[Raw records]
##############################

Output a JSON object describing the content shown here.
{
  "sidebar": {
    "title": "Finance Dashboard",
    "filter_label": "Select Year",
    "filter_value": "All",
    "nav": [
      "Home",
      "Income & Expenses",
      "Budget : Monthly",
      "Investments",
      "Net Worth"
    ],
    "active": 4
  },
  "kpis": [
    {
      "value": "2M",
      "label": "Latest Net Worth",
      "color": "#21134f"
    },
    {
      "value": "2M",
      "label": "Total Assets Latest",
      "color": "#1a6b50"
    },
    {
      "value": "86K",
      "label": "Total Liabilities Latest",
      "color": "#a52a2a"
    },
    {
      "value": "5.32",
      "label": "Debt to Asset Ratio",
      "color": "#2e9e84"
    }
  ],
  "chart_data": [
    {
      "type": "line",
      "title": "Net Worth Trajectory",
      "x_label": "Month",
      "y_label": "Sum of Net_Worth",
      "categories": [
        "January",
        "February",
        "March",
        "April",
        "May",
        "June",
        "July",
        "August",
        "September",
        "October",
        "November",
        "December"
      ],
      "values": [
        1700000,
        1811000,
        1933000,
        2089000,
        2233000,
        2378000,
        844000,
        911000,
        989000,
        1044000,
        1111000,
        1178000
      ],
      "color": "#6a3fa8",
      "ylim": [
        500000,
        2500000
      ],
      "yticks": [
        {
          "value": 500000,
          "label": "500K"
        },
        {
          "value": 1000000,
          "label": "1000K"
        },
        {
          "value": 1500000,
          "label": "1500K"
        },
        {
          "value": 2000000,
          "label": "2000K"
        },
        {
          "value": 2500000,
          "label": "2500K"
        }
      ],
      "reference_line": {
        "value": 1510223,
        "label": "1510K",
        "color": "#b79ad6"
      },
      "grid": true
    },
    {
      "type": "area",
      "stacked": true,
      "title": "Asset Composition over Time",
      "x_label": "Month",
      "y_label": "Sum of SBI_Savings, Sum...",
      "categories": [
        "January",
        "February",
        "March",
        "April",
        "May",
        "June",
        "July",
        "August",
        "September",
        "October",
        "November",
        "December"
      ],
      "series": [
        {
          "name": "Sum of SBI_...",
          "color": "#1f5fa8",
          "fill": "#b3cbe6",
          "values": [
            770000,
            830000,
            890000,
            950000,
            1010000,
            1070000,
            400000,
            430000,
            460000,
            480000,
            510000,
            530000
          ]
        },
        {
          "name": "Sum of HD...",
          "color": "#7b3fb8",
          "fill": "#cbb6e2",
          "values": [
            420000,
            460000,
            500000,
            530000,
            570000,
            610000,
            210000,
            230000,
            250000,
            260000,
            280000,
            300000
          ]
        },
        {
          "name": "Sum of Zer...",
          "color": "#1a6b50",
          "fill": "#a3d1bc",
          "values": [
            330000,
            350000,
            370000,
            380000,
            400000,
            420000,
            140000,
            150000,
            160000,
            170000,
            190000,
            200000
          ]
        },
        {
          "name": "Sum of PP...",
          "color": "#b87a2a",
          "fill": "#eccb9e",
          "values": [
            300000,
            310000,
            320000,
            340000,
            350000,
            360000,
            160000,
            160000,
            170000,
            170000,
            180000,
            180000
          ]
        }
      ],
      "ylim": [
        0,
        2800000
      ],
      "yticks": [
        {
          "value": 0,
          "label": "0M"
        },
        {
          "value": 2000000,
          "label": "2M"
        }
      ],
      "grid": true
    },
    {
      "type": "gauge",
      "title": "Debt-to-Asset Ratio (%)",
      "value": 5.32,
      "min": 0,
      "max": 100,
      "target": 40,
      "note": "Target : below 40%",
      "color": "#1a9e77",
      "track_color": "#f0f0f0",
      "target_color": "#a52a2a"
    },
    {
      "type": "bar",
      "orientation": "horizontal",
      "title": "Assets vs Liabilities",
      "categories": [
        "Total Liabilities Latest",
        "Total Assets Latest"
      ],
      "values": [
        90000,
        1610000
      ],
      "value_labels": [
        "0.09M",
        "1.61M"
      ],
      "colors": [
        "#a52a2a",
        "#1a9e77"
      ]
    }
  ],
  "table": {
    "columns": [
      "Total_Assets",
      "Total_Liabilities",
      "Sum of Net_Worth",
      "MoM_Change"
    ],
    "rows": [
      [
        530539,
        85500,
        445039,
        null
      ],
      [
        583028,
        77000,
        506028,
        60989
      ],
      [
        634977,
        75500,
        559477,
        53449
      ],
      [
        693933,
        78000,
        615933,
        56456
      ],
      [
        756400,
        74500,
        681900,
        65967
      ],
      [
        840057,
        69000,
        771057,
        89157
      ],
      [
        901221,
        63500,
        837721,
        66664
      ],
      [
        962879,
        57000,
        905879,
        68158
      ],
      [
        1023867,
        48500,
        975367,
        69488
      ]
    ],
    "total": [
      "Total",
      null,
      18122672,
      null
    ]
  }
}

##############################

Description of the task => Scan the lines above for "Debt", then copy every one that has it.

The reply =>
      "label": "Debt to Asset Ratio",
      "title": "Debt-to-Asset Ratio (%)",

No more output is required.